• [Exercise details] All of the listing below must be repeated word for word. Pictures are the only thing to omit.

** start **

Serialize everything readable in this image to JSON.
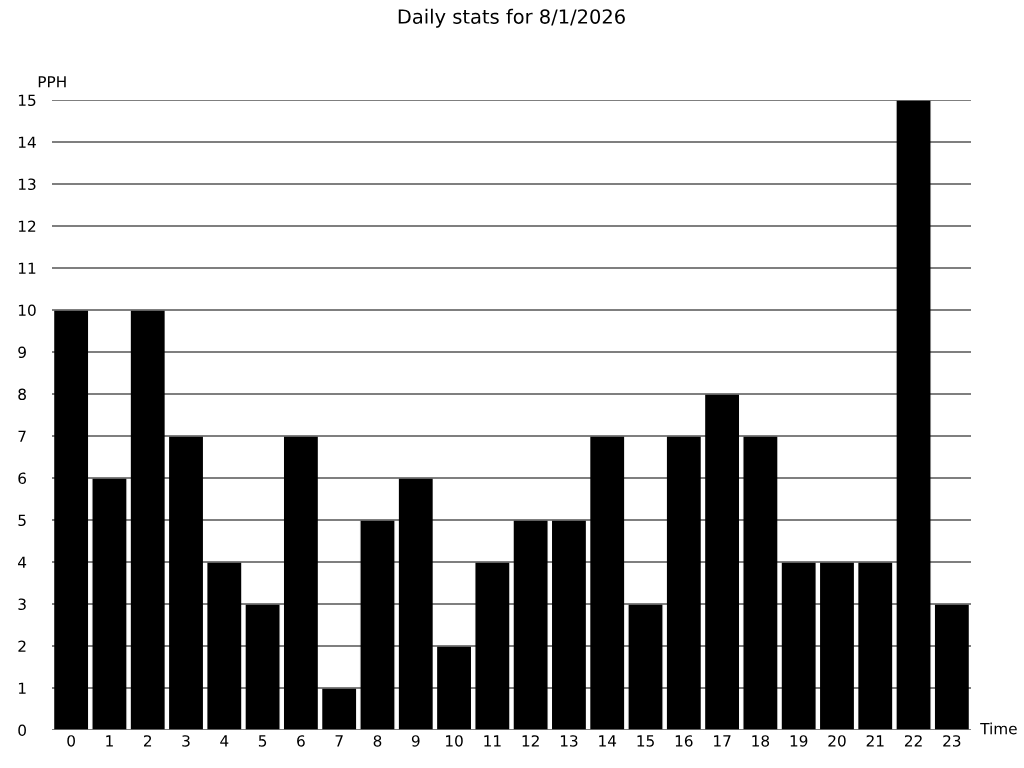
{
  "chart_data": {
    "type": "bar",
    "title": "Daily stats for 8/1/2026",
    "xlabel": "Time",
    "ylabel": "PPH",
    "categories": [
      "0",
      "1",
      "2",
      "3",
      "4",
      "5",
      "6",
      "7",
      "8",
      "9",
      "10",
      "11",
      "12",
      "13",
      "14",
      "15",
      "16",
      "17",
      "18",
      "19",
      "20",
      "21",
      "22",
      "23"
    ],
    "values": [
      10,
      6,
      10,
      7,
      4,
      3,
      7,
      1,
      5,
      6,
      2,
      4,
      5,
      5,
      7,
      3,
      7,
      8,
      7,
      4,
      4,
      4,
      15,
      3
    ],
    "color": "#000000",
    "ylim": [
      0,
      15
    ],
    "yticks": [
      0,
      1,
      2,
      3,
      4,
      5,
      6,
      7,
      8,
      9,
      10,
      11,
      12,
      13,
      14,
      15
    ],
    "grid": "y",
    "legend": false
  }
}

** end **

• [Solution to this task]
Serialize everything readable in this image to JSON.
{
  "chart_data": {
    "type": "bar",
    "title": "Daily stats for 8/1/2026",
    "xlabel": "Time",
    "ylabel": "PPH",
    "categories": [
      "0",
      "1",
      "2",
      "3",
      "4",
      "5",
      "6",
      "7",
      "8",
      "9",
      "10",
      "11",
      "12",
      "13",
      "14",
      "15",
      "16",
      "17",
      "18",
      "19",
      "20",
      "21",
      "22",
      "23"
    ],
    "values": [
      10,
      6,
      10,
      7,
      4,
      3,
      7,
      1,
      5,
      6,
      2,
      4,
      5,
      5,
      7,
      3,
      7,
      8,
      7,
      4,
      4,
      4,
      15,
      3
    ],
    "color": "#000000",
    "ylim": [
      0,
      15
    ],
    "yticks": [
      0,
      1,
      2,
      3,
      4,
      5,
      6,
      7,
      8,
      9,
      10,
      11,
      12,
      13,
      14,
      15
    ],
    "grid": "y",
    "legend": false
  }
}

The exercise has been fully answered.